What is required
Select each line where the word "相互之间有什么关系" appears.

Given records
○ ○ ○ ○ ○ ○ ○
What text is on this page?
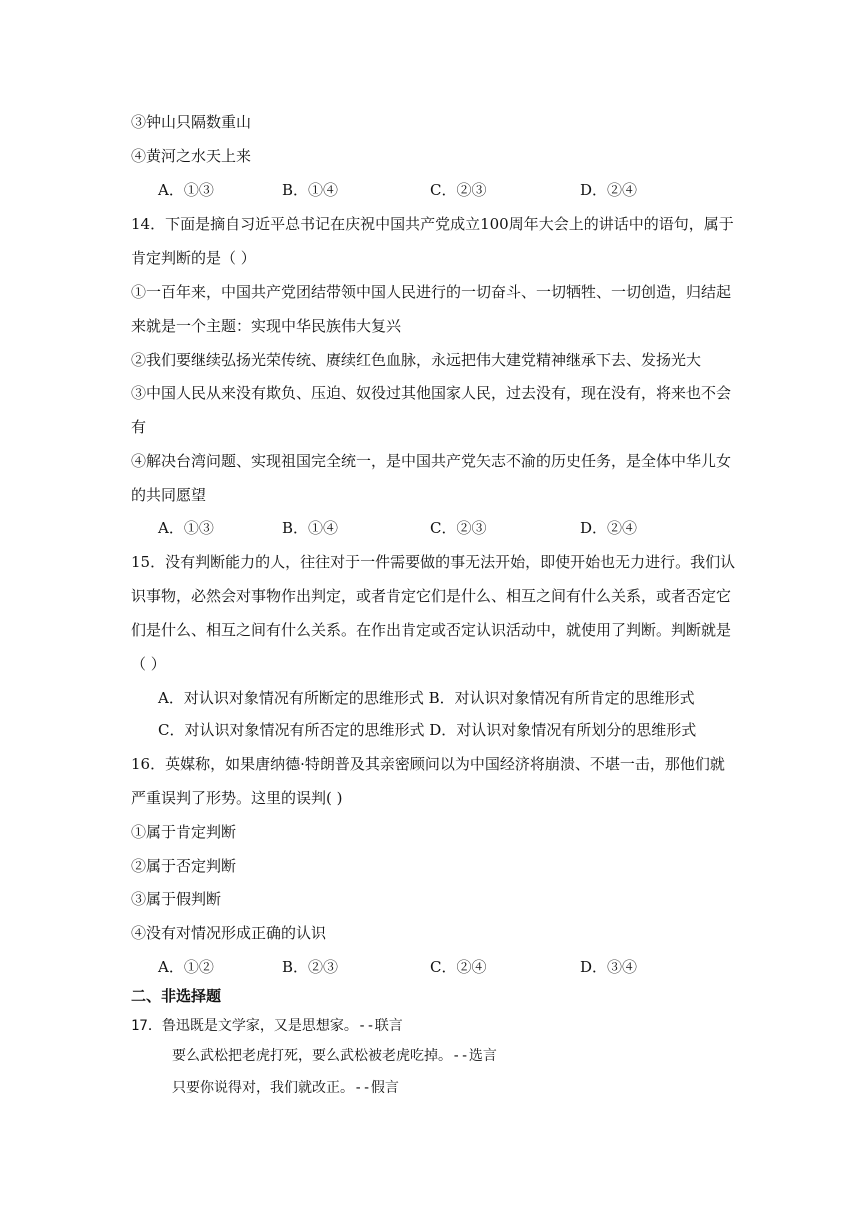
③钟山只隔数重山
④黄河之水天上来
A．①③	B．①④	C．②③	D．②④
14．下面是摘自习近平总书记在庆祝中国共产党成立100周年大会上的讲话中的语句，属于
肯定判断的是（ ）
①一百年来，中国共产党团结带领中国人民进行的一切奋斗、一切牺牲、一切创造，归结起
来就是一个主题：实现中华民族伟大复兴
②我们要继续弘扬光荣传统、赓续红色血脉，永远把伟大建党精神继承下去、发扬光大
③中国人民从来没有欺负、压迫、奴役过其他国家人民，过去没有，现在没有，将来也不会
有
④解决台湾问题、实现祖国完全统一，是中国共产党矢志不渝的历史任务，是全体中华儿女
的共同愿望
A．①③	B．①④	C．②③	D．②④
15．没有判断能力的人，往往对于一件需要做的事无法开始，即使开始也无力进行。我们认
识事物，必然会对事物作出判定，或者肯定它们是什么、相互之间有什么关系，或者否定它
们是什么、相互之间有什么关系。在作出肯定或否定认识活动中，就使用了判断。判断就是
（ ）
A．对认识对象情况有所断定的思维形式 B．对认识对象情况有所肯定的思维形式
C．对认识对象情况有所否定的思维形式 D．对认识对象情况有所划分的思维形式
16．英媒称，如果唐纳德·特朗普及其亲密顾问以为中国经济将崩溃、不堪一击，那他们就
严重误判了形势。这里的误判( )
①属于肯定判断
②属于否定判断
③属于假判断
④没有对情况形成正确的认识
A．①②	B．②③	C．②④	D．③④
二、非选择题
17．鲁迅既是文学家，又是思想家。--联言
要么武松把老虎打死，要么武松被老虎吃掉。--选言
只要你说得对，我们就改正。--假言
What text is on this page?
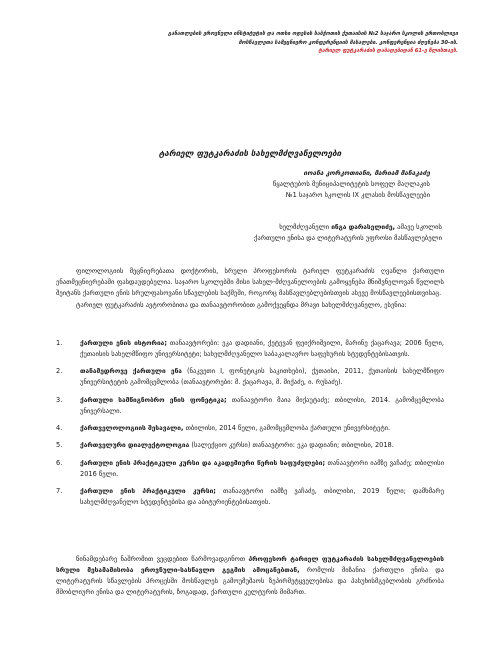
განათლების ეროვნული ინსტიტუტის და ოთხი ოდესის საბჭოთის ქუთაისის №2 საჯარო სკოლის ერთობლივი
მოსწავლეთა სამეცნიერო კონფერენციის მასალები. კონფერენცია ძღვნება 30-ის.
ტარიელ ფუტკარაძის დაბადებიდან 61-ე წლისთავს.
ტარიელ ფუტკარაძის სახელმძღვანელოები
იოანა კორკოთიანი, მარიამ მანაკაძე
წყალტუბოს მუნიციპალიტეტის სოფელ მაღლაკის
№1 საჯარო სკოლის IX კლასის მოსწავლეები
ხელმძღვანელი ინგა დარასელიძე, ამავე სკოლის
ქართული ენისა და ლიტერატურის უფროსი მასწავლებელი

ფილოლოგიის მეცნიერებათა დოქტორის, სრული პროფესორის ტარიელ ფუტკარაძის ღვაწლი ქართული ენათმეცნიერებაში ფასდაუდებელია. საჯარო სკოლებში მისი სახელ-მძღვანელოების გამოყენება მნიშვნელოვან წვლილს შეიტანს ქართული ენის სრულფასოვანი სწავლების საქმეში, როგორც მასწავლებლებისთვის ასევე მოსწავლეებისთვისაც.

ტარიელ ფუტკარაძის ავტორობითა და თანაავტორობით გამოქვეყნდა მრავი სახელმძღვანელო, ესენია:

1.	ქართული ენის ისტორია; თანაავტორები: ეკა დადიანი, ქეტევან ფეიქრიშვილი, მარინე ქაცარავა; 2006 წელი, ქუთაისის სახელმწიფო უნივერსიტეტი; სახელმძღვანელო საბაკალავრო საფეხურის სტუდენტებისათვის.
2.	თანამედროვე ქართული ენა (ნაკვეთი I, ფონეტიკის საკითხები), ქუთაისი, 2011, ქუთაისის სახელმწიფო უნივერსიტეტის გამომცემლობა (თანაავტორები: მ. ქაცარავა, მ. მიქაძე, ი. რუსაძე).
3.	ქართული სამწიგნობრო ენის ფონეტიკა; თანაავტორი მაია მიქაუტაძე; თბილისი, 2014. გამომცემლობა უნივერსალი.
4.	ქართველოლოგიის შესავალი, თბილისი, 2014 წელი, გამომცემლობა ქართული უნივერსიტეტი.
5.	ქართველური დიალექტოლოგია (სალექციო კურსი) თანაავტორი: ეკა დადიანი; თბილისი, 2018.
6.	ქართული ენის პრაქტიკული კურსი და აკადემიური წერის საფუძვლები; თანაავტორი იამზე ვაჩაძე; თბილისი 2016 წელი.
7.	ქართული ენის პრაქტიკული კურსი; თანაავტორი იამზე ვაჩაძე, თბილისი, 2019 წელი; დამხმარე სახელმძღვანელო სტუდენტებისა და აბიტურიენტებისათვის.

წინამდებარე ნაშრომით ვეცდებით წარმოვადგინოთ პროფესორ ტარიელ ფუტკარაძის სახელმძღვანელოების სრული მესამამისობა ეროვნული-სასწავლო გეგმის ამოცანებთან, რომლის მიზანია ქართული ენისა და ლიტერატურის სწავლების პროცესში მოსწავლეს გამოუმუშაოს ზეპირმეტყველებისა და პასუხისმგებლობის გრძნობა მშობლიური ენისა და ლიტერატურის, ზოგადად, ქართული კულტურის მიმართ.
○ ○ ○ ○ ○ ○ ○
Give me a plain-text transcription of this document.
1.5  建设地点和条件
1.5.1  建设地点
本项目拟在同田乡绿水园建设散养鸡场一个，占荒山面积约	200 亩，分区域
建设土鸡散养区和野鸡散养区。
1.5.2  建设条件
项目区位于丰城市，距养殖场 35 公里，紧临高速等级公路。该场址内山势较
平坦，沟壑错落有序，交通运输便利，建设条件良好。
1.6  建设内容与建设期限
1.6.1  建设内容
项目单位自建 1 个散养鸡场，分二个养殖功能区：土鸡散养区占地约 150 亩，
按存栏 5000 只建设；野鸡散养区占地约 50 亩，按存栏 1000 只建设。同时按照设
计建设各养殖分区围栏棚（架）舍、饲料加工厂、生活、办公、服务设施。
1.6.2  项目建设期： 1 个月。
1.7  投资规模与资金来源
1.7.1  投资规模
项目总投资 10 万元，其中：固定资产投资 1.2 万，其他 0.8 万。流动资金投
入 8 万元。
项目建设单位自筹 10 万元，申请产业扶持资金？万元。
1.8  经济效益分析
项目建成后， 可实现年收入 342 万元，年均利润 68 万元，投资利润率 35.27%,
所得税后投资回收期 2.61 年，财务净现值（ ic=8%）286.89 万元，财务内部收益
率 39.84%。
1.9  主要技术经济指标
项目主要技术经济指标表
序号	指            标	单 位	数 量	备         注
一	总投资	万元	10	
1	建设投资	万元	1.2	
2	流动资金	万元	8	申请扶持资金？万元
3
○ ○ ○ ○ ○ ○ ○
Completed task
识事物，必然会对事物作出判定，或者肯定它们是什么、相互之间有什么关系，或者否定它
们是什么、相互之间有什么关系。在作出肯定或否定认识活动中，就使用了判断。判断就是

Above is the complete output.